[THE TASK] Return each line of the data below exactly, omitting any pictures.

[EXTRACTED DATA]
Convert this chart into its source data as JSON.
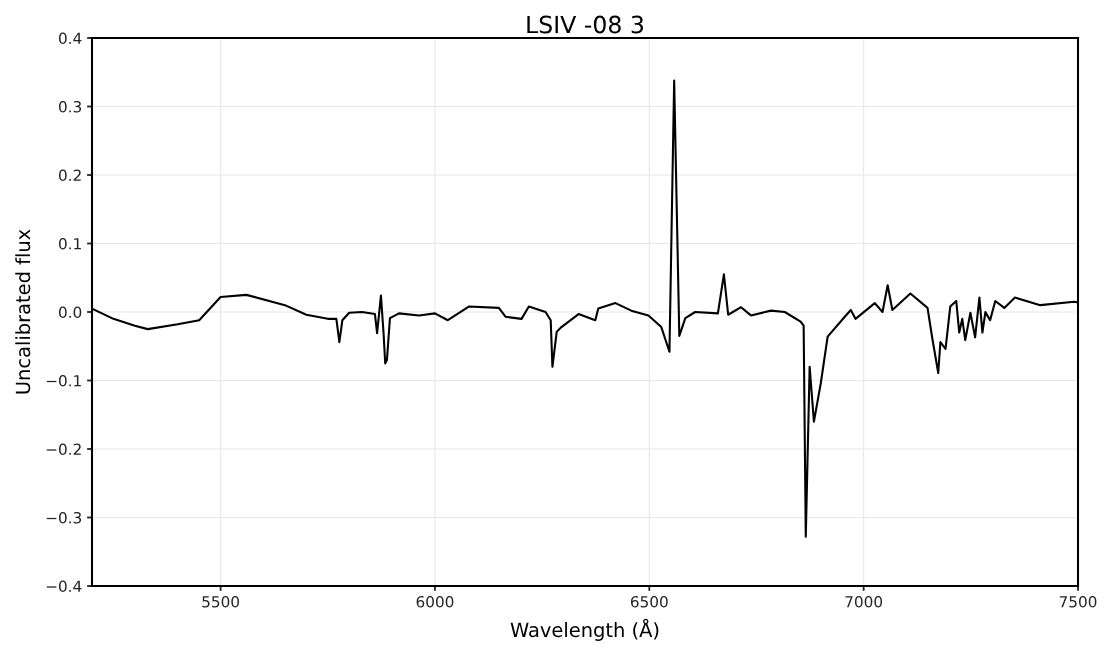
{
  "chart_data": {
    "type": "line",
    "title": "LSIV -08 3",
    "xlabel": "Wavelength (Å)",
    "ylabel": "Uncalibrated flux",
    "x": [
      5200,
      5250,
      5300,
      5330,
      5400,
      5450,
      5500,
      5560,
      5650,
      5700,
      5750,
      5770,
      5777,
      5784,
      5800,
      5830,
      5860,
      5865,
      5874,
      5880,
      5884,
      5888,
      5895,
      5916,
      5963,
      6000,
      6030,
      6079,
      6149,
      6165,
      6202,
      6219,
      6258,
      6270,
      6274,
      6284,
      6295,
      6335,
      6374,
      6381,
      6421,
      6458,
      6498,
      6528,
      6547,
      6558,
      6570,
      6584,
      6607,
      6660,
      6674,
      6684,
      6714,
      6737,
      6784,
      6816,
      6853,
      6860,
      6865,
      6874,
      6884,
      6900,
      6916,
      6956,
      6970,
      6981,
      7026,
      7044,
      7056,
      7067,
      7109,
      7149,
      7160,
      7174,
      7179,
      7191,
      7202,
      7216,
      7223,
      7230,
      7237,
      7249,
      7260,
      7270,
      7277,
      7284,
      7295,
      7307,
      7328,
      7353,
      7412,
      7491,
      7500
    ],
    "series": [
      {
        "color": "#000000",
        "values": [
          0.005,
          -0.01,
          -0.02,
          -0.025,
          -0.018,
          -0.012,
          0.022,
          0.025,
          0.01,
          -0.004,
          -0.01,
          -0.01,
          -0.044,
          -0.012,
          -0.001,
          0.0,
          -0.003,
          -0.031,
          0.024,
          -0.03,
          -0.075,
          -0.07,
          -0.009,
          -0.002,
          -0.005,
          -0.002,
          -0.012,
          0.008,
          0.006,
          -0.007,
          -0.01,
          0.008,
          0.0,
          -0.012,
          -0.08,
          -0.029,
          -0.022,
          -0.003,
          -0.012,
          0.005,
          0.013,
          0.002,
          -0.005,
          -0.022,
          -0.058,
          0.338,
          -0.035,
          -0.009,
          0.0,
          -0.002,
          0.055,
          -0.004,
          0.007,
          -0.005,
          0.002,
          0.0,
          -0.014,
          -0.02,
          -0.328,
          -0.08,
          -0.16,
          -0.104,
          -0.036,
          -0.007,
          0.003,
          -0.01,
          0.013,
          0.0,
          0.039,
          0.003,
          0.027,
          0.006,
          -0.038,
          -0.089,
          -0.044,
          -0.054,
          0.008,
          0.016,
          -0.03,
          -0.01,
          -0.041,
          -0.001,
          -0.037,
          0.021,
          -0.03,
          0.0,
          -0.012,
          0.016,
          0.006,
          0.021,
          0.01,
          0.015,
          0.014
        ]
      }
    ],
    "xlim": [
      5200,
      7500
    ],
    "xticks": [
      5500,
      6000,
      6500,
      7000,
      7500
    ],
    "ylim": [
      -0.4,
      0.4
    ],
    "yticks": [
      {
        "value": -0.4,
        "label": "−0.4"
      },
      {
        "value": -0.3,
        "label": "−0.3"
      },
      {
        "value": -0.2,
        "label": "−0.2"
      },
      {
        "value": -0.1,
        "label": "−0.1"
      },
      {
        "value": 0.0,
        "label": "0.0"
      },
      {
        "value": 0.1,
        "label": "0.1"
      },
      {
        "value": 0.2,
        "label": "0.2"
      },
      {
        "value": 0.3,
        "label": "0.3"
      },
      {
        "value": 0.4,
        "label": "0.4"
      }
    ],
    "grid": true,
    "legend": false,
    "marker": "none",
    "line_style": "solid"
  }
}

[RESPONSE TO THE TASK]
Convert this chart into its source data as JSON.
{
  "chart_data": {
    "type": "line",
    "title": "LSIV -08 3",
    "xlabel": "Wavelength (Å)",
    "ylabel": "Uncalibrated flux",
    "x": [
      5200,
      5250,
      5300,
      5330,
      5400,
      5450,
      5500,
      5560,
      5650,
      5700,
      5750,
      5770,
      5777,
      5784,
      5800,
      5830,
      5860,
      5865,
      5874,
      5880,
      5884,
      5888,
      5895,
      5916,
      5963,
      6000,
      6030,
      6079,
      6149,
      6165,
      6202,
      6219,
      6258,
      6270,
      6274,
      6284,
      6295,
      6335,
      6374,
      6381,
      6421,
      6458,
      6498,
      6528,
      6547,
      6558,
      6570,
      6584,
      6607,
      6660,
      6674,
      6684,
      6714,
      6737,
      6784,
      6816,
      6853,
      6860,
      6865,
      6874,
      6884,
      6900,
      6916,
      6956,
      6970,
      6981,
      7026,
      7044,
      7056,
      7067,
      7109,
      7149,
      7160,
      7174,
      7179,
      7191,
      7202,
      7216,
      7223,
      7230,
      7237,
      7249,
      7260,
      7270,
      7277,
      7284,
      7295,
      7307,
      7328,
      7353,
      7412,
      7491,
      7500
    ],
    "series": [
      {
        "color": "#000000",
        "values": [
          0.005,
          -0.01,
          -0.02,
          -0.025,
          -0.018,
          -0.012,
          0.022,
          0.025,
          0.01,
          -0.004,
          -0.01,
          -0.01,
          -0.044,
          -0.012,
          -0.001,
          0.0,
          -0.003,
          -0.031,
          0.024,
          -0.03,
          -0.075,
          -0.07,
          -0.009,
          -0.002,
          -0.005,
          -0.002,
          -0.012,
          0.008,
          0.006,
          -0.007,
          -0.01,
          0.008,
          0.0,
          -0.012,
          -0.08,
          -0.029,
          -0.022,
          -0.003,
          -0.012,
          0.005,
          0.013,
          0.002,
          -0.005,
          -0.022,
          -0.058,
          0.338,
          -0.035,
          -0.009,
          0.0,
          -0.002,
          0.055,
          -0.004,
          0.007,
          -0.005,
          0.002,
          0.0,
          -0.014,
          -0.02,
          -0.328,
          -0.08,
          -0.16,
          -0.104,
          -0.036,
          -0.007,
          0.003,
          -0.01,
          0.013,
          0.0,
          0.039,
          0.003,
          0.027,
          0.006,
          -0.038,
          -0.089,
          -0.044,
          -0.054,
          0.008,
          0.016,
          -0.03,
          -0.01,
          -0.041,
          -0.001,
          -0.037,
          0.021,
          -0.03,
          0.0,
          -0.012,
          0.016,
          0.006,
          0.021,
          0.01,
          0.015,
          0.014
        ]
      }
    ],
    "xlim": [
      5200,
      7500
    ],
    "xticks": [
      5500,
      6000,
      6500,
      7000,
      7500
    ],
    "ylim": [
      -0.4,
      0.4
    ],
    "yticks": [
      {
        "value": -0.4,
        "label": "−0.4"
      },
      {
        "value": -0.3,
        "label": "−0.3"
      },
      {
        "value": -0.2,
        "label": "−0.2"
      },
      {
        "value": -0.1,
        "label": "−0.1"
      },
      {
        "value": 0.0,
        "label": "0.0"
      },
      {
        "value": 0.1,
        "label": "0.1"
      },
      {
        "value": 0.2,
        "label": "0.2"
      },
      {
        "value": 0.3,
        "label": "0.3"
      },
      {
        "value": 0.4,
        "label": "0.4"
      }
    ],
    "grid": true,
    "legend": false,
    "marker": "none",
    "line_style": "solid"
  }
}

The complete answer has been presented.